━━━━━ Data shown ━━━━━

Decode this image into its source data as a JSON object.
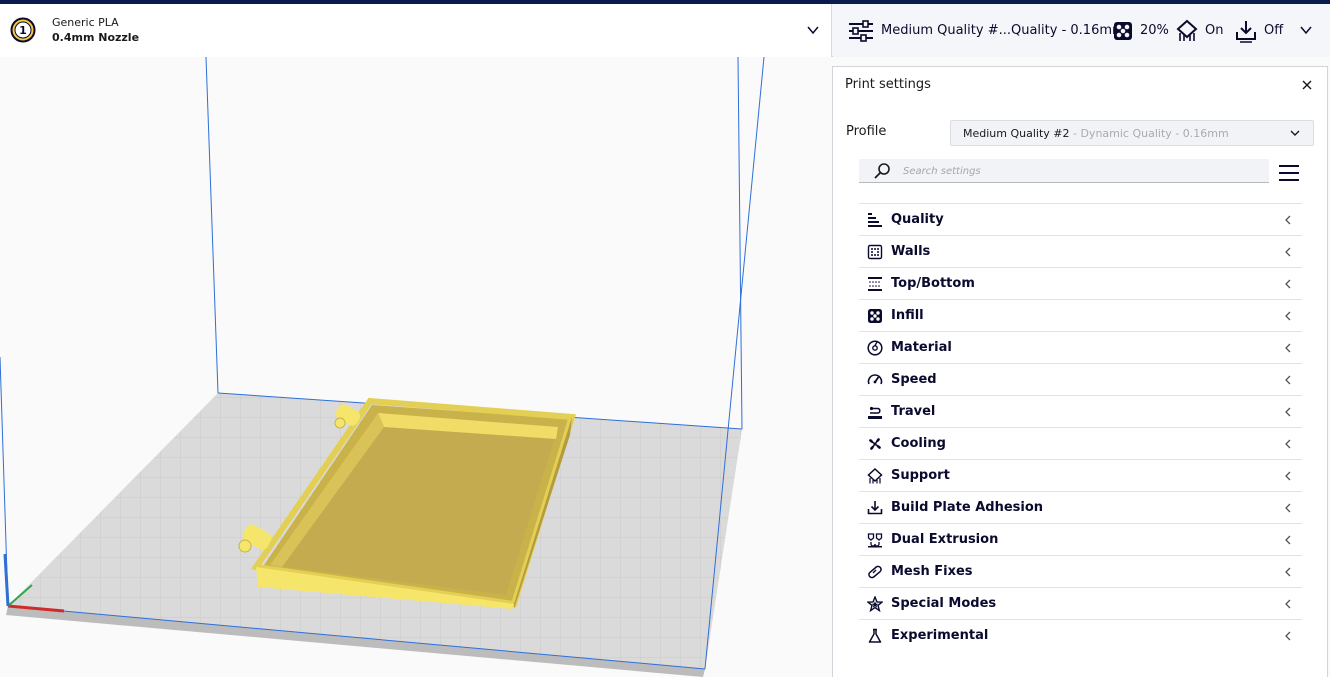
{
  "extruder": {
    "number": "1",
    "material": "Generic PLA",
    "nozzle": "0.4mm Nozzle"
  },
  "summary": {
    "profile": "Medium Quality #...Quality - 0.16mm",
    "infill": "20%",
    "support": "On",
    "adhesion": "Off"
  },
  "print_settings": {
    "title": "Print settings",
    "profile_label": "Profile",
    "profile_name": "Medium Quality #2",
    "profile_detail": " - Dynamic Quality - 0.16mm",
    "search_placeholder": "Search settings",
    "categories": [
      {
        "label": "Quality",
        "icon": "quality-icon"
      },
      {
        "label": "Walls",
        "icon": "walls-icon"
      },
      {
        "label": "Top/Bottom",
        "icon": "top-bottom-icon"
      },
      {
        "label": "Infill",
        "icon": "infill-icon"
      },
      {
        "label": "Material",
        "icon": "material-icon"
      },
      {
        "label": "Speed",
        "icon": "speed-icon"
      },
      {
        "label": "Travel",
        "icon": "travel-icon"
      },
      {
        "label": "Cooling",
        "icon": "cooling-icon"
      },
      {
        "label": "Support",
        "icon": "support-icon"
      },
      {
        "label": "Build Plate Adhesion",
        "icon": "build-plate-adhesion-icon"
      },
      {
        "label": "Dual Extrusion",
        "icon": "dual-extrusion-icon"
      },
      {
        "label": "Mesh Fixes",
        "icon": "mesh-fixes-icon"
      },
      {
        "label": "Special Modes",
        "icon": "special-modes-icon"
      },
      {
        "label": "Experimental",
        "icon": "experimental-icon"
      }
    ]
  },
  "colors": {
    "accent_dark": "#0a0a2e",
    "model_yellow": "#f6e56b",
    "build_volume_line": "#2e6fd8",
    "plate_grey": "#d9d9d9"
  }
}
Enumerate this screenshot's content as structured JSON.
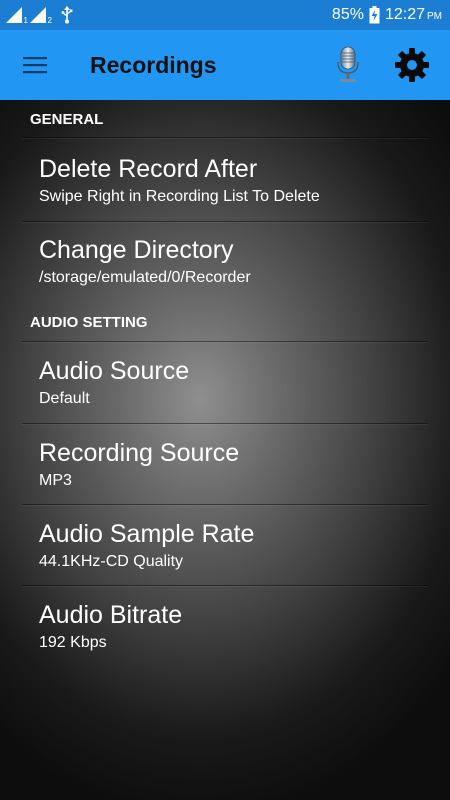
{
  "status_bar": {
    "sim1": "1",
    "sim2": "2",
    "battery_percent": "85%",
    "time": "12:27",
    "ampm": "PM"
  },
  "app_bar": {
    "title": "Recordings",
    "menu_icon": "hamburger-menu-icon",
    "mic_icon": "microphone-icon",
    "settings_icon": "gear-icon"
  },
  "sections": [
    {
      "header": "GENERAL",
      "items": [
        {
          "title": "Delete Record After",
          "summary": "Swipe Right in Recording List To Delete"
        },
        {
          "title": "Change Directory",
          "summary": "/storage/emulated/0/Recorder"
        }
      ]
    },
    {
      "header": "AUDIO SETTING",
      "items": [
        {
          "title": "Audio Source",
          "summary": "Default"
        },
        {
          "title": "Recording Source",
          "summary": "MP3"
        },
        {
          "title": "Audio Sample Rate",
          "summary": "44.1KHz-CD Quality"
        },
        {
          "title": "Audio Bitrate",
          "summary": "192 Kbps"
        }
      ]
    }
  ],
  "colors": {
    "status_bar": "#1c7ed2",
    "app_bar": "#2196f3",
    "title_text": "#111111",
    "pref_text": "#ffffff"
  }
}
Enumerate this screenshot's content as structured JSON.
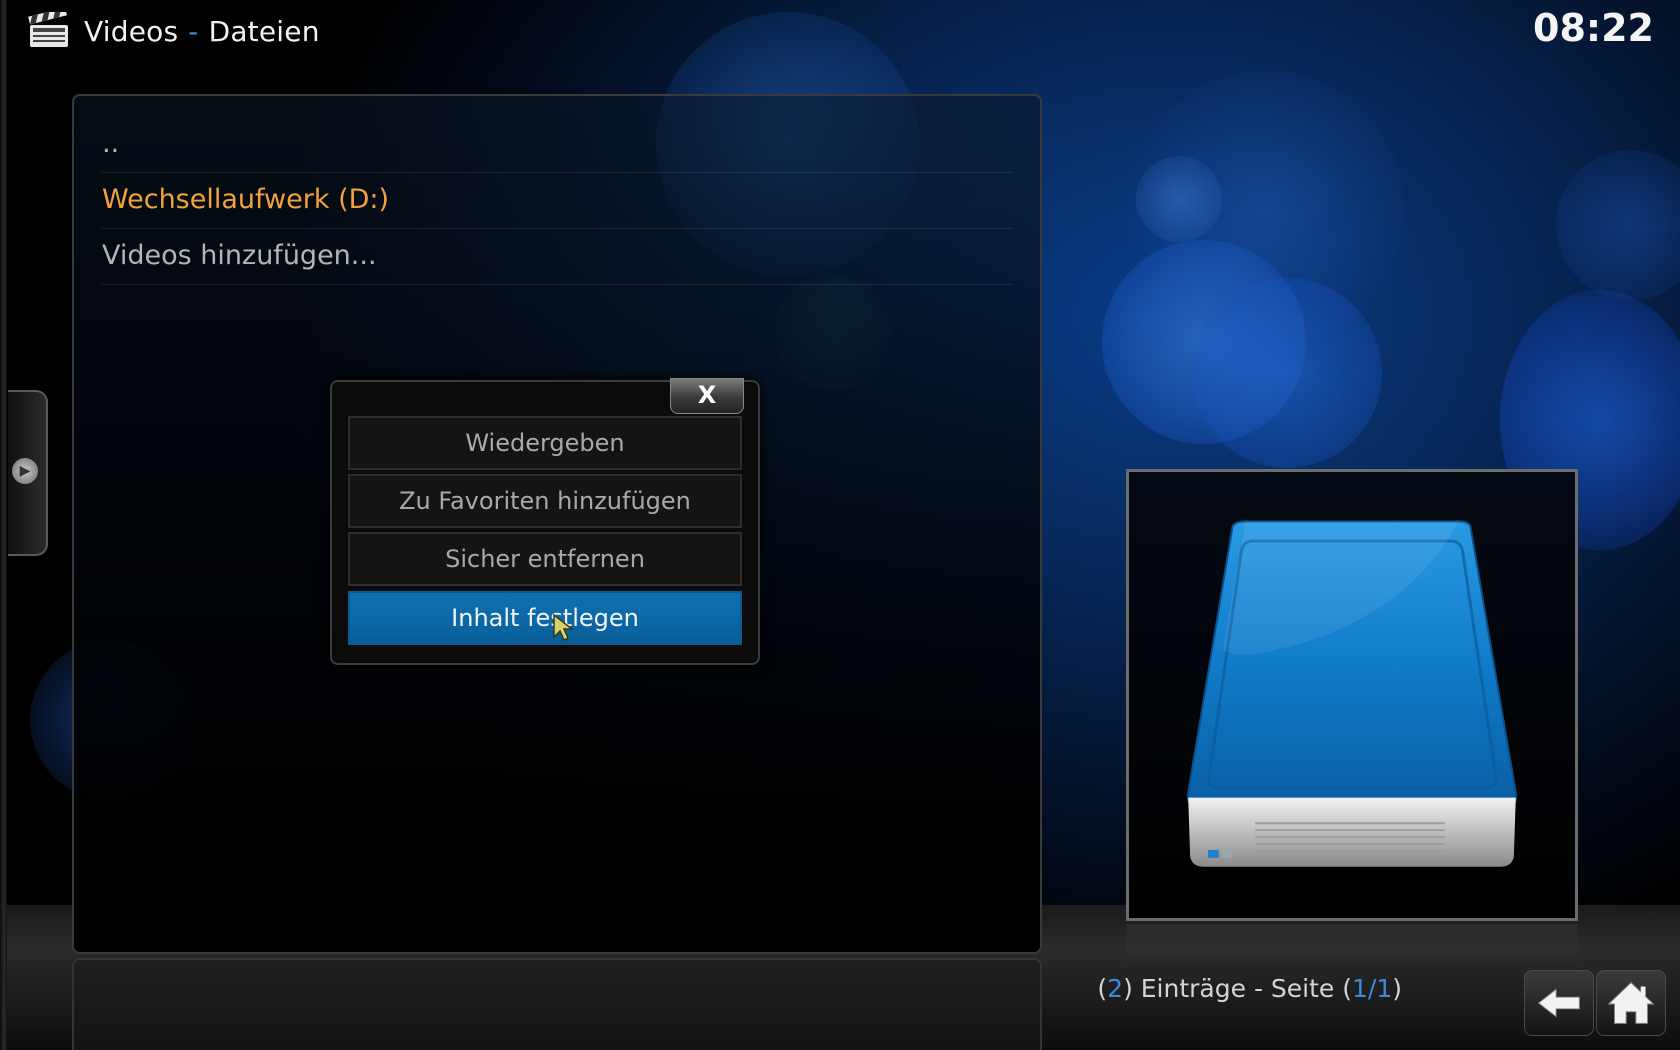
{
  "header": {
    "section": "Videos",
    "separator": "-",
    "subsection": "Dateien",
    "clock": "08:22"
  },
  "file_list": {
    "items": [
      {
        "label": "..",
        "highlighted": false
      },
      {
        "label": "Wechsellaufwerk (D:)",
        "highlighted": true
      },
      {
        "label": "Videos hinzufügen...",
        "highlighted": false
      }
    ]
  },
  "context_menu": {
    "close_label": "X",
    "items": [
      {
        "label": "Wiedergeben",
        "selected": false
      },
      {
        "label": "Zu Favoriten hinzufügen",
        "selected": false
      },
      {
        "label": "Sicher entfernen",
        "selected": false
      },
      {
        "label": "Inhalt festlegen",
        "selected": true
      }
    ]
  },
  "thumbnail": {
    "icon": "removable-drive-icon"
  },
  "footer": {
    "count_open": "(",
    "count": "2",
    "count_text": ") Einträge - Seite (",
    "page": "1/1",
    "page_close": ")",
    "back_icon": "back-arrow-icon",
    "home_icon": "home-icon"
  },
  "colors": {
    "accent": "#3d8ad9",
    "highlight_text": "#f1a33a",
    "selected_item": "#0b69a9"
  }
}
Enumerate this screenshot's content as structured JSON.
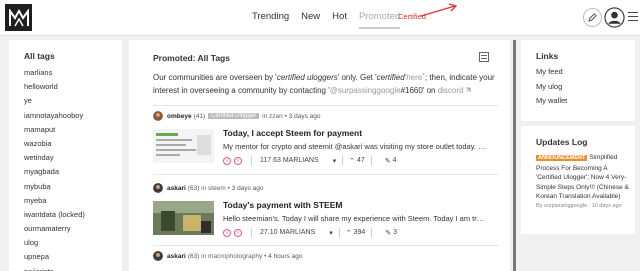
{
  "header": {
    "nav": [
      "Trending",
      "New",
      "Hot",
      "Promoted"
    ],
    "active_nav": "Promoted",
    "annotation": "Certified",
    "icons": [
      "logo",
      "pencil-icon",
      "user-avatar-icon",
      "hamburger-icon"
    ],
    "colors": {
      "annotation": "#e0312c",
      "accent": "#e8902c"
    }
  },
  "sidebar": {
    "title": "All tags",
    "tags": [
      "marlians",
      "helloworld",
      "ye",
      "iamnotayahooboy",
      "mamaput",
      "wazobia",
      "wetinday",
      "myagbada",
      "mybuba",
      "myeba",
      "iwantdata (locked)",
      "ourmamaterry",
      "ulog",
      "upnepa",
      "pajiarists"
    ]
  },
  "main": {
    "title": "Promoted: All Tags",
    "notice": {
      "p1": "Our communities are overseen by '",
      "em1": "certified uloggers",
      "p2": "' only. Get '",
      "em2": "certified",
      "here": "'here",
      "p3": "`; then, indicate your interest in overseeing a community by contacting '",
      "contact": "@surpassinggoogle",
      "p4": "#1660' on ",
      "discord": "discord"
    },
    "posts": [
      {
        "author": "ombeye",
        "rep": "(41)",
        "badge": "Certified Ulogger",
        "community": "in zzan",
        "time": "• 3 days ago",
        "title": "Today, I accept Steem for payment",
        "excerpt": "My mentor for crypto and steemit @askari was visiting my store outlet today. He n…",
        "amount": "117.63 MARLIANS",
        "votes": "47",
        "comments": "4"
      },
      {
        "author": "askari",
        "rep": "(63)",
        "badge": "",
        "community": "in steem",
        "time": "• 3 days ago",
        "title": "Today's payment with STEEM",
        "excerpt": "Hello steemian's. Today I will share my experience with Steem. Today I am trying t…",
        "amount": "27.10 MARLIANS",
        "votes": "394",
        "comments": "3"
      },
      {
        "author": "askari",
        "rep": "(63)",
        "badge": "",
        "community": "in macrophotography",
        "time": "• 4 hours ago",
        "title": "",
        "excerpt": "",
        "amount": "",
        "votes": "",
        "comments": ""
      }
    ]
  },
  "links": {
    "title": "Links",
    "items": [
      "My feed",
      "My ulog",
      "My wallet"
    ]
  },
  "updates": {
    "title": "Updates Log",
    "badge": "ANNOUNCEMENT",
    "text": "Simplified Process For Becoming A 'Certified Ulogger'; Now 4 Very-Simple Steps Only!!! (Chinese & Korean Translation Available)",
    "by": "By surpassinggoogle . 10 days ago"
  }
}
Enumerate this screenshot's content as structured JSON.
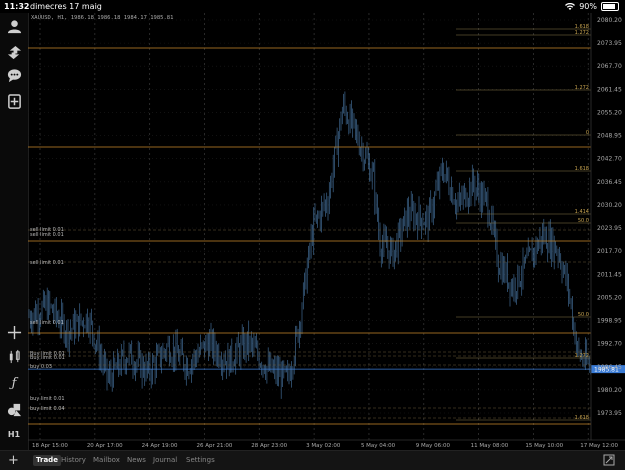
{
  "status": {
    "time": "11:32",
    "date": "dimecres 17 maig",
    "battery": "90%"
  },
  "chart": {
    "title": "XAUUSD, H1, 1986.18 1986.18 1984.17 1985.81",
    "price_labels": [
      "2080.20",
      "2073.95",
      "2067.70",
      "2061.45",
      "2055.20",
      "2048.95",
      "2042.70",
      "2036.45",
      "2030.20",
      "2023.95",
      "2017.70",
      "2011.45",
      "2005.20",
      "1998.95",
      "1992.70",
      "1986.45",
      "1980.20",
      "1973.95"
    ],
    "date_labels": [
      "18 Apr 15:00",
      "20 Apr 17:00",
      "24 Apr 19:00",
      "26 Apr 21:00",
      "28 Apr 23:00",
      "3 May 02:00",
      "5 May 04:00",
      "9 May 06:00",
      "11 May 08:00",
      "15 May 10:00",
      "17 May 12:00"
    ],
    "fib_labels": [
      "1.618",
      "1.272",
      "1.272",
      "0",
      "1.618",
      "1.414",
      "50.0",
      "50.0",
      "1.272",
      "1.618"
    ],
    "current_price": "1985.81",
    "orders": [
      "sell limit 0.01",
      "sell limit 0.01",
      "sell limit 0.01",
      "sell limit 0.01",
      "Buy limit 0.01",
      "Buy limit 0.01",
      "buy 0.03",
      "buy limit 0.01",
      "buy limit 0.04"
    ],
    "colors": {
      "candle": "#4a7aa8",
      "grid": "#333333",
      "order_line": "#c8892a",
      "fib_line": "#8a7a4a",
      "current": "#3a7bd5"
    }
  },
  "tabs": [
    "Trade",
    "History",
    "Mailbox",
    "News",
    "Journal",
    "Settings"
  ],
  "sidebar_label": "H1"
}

━━━━━

Go through the material line by line. Show each line that contains the string "community".

      "p3": "`; then, indicate your interest in overseeing a community by contacting '",
        "community": "in zzan",
        "community": "in steem",
        "community": "in macrophotography",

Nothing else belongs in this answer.